GIVEN INSTRUCTION -
Search the material and gather each line with "описи" in it.

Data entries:
════

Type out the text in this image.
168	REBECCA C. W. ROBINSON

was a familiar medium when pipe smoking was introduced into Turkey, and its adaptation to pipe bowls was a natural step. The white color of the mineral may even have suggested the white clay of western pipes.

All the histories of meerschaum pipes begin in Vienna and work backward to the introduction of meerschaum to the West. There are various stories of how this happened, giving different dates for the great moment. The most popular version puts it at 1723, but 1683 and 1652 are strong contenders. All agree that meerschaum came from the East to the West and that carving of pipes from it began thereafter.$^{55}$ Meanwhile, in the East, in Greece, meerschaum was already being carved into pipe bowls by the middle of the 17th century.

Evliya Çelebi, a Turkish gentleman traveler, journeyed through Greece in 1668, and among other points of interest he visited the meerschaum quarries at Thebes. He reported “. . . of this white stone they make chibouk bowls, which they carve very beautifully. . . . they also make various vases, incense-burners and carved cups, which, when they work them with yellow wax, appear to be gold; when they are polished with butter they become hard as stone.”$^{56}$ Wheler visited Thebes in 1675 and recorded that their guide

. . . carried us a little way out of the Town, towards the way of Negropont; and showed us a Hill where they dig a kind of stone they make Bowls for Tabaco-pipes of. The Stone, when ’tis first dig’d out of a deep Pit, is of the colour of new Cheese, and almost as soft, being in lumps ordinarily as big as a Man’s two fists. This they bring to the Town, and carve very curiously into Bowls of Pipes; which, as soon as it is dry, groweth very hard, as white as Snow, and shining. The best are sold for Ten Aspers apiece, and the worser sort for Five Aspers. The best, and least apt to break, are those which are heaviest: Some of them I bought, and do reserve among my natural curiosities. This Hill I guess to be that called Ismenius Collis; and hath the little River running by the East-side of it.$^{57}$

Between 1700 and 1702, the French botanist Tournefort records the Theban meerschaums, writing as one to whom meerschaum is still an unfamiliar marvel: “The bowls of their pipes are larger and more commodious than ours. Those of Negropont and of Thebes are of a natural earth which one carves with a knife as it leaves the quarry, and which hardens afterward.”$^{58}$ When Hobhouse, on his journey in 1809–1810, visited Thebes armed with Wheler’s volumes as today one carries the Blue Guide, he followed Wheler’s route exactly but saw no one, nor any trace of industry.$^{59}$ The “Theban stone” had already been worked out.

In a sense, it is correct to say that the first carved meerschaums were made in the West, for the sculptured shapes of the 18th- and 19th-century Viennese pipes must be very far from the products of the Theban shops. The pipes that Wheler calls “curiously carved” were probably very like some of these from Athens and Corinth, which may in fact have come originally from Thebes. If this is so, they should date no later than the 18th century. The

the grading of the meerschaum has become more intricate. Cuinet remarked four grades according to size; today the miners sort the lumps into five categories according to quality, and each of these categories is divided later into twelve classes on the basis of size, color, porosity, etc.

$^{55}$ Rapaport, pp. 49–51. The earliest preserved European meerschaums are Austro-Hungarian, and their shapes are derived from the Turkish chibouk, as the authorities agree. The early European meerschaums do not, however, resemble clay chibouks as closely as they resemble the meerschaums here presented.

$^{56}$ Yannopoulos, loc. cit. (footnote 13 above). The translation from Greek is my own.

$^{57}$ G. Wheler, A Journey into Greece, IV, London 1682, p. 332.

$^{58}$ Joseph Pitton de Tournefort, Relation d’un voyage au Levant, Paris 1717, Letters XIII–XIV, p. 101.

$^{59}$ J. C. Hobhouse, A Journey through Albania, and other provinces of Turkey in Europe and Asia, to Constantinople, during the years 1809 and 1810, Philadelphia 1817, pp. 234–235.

════

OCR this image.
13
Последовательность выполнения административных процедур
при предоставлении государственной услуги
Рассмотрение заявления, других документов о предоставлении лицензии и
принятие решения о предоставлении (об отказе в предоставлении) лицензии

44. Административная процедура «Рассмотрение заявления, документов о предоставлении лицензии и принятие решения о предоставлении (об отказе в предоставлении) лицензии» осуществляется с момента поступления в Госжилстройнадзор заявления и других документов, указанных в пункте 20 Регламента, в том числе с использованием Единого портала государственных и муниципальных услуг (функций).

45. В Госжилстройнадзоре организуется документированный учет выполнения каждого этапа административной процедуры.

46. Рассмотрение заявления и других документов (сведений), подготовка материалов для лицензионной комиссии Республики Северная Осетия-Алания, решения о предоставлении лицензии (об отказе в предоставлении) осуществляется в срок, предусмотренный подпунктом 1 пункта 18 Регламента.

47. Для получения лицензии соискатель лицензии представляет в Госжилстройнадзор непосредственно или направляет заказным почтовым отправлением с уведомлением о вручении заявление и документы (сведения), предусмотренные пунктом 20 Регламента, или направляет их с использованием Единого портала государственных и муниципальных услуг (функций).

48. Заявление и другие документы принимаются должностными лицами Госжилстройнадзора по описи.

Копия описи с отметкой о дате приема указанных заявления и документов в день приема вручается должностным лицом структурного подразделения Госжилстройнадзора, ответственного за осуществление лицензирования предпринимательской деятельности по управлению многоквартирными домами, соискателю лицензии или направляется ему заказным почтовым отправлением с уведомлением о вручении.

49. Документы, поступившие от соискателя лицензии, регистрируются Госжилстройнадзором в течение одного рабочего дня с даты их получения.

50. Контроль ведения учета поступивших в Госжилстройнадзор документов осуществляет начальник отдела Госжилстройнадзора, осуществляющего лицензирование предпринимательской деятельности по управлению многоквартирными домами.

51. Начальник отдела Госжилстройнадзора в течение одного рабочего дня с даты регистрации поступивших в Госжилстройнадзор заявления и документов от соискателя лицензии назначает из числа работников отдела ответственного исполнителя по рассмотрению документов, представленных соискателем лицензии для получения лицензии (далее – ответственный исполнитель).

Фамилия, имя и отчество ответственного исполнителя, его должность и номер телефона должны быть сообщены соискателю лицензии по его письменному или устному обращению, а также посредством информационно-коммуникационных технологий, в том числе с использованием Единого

════

SOLUTION -
48. Заявление и другие документы принимаются должностными лицами Госжилстройнадзора по описи.
Копия описи с отметкой о дате приема указанных заявления и документов в день приема вручается должностным лицом структурного подразделения Госжилстройнадзора, ответственного за осуществление лицензирования предпринимательской деятельности по управлению многоквартирными домами, соискателю лицензии или направляется ему заказным почтовым отправлением с уведомлением о вручении.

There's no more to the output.